[Extracted data entries]
+--

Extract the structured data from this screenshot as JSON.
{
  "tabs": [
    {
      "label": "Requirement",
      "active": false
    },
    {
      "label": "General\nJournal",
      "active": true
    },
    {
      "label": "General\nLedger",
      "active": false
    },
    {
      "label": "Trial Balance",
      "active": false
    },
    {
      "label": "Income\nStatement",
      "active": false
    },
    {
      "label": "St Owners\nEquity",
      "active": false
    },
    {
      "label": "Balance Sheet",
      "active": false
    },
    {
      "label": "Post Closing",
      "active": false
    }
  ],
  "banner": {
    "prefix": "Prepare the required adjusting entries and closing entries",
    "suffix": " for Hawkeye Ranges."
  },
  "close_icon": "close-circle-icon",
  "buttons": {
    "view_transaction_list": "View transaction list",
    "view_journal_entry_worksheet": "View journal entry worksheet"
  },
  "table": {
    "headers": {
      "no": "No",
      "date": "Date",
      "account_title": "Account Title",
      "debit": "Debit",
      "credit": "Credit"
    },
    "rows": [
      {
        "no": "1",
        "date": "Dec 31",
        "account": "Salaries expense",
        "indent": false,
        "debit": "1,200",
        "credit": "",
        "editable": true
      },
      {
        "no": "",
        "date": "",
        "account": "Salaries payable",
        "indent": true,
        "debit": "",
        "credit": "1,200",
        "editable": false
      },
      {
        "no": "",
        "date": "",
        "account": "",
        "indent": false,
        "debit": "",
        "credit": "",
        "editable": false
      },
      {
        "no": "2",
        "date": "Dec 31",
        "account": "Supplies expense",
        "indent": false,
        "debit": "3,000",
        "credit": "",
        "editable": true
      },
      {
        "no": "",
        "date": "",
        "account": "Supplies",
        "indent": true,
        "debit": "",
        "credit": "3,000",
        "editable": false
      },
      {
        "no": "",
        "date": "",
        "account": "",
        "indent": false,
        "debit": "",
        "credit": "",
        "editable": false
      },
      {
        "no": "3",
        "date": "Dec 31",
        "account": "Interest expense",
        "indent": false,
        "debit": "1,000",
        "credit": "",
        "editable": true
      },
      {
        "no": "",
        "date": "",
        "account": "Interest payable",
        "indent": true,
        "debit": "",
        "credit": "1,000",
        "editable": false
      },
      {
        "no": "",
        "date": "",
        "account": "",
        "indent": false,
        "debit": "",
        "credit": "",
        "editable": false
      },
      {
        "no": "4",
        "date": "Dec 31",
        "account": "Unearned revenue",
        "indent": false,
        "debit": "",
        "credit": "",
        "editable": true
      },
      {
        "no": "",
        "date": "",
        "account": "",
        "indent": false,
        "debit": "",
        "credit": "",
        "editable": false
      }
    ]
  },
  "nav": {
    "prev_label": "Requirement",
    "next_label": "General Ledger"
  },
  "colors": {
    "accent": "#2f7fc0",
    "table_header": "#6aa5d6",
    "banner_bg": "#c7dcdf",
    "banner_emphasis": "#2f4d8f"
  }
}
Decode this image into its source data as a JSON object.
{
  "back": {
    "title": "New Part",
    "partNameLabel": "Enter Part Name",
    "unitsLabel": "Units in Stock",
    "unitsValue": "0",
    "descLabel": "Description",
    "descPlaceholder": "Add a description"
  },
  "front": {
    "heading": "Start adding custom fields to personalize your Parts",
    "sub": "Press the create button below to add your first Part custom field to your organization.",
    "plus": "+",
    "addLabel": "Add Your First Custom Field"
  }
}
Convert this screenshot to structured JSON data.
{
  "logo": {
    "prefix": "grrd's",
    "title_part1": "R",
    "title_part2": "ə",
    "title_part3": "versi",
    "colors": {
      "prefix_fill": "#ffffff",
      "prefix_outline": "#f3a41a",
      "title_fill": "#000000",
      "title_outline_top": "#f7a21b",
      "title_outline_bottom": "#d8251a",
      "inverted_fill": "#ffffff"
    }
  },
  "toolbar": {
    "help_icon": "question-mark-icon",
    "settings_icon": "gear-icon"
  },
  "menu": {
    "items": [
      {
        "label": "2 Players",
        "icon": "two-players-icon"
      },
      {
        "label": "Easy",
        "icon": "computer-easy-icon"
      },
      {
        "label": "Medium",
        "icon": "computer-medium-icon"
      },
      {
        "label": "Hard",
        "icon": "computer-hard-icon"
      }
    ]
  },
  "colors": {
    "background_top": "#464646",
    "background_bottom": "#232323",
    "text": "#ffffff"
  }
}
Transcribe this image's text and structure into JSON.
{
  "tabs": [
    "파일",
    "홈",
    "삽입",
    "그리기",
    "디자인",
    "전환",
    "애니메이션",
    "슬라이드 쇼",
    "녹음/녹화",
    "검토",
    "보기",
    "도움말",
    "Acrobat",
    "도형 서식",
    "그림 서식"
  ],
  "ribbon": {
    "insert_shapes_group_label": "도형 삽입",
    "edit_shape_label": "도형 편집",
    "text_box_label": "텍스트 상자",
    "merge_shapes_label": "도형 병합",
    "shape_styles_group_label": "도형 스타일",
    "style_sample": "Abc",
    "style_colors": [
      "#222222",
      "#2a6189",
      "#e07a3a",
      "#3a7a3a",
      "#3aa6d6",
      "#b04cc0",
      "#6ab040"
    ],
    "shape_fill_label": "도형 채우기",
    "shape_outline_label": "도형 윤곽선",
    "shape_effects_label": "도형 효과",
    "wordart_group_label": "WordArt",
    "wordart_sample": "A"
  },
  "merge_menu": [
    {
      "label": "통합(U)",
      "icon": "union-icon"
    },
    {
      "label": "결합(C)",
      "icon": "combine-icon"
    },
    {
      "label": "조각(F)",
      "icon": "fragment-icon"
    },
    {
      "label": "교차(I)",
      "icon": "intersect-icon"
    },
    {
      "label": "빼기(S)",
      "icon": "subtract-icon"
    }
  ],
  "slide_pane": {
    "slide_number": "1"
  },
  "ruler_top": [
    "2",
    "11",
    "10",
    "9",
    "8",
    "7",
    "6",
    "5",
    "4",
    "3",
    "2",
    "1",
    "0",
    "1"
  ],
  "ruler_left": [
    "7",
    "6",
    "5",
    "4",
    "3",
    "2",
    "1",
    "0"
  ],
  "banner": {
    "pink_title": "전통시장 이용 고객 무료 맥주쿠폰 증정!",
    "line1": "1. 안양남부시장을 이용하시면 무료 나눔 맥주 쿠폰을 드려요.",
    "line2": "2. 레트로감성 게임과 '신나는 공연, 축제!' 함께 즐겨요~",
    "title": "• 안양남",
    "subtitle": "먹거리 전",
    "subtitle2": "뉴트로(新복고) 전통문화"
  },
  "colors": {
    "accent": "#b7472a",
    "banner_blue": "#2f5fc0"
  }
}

+--

| DO THIS |
Filter lines by "expense" and return each hit.

| RESPONSE TO THIS TASK |
        "account": "Salaries expense",
        "account": "Supplies expense",
        "account": "Interest expense",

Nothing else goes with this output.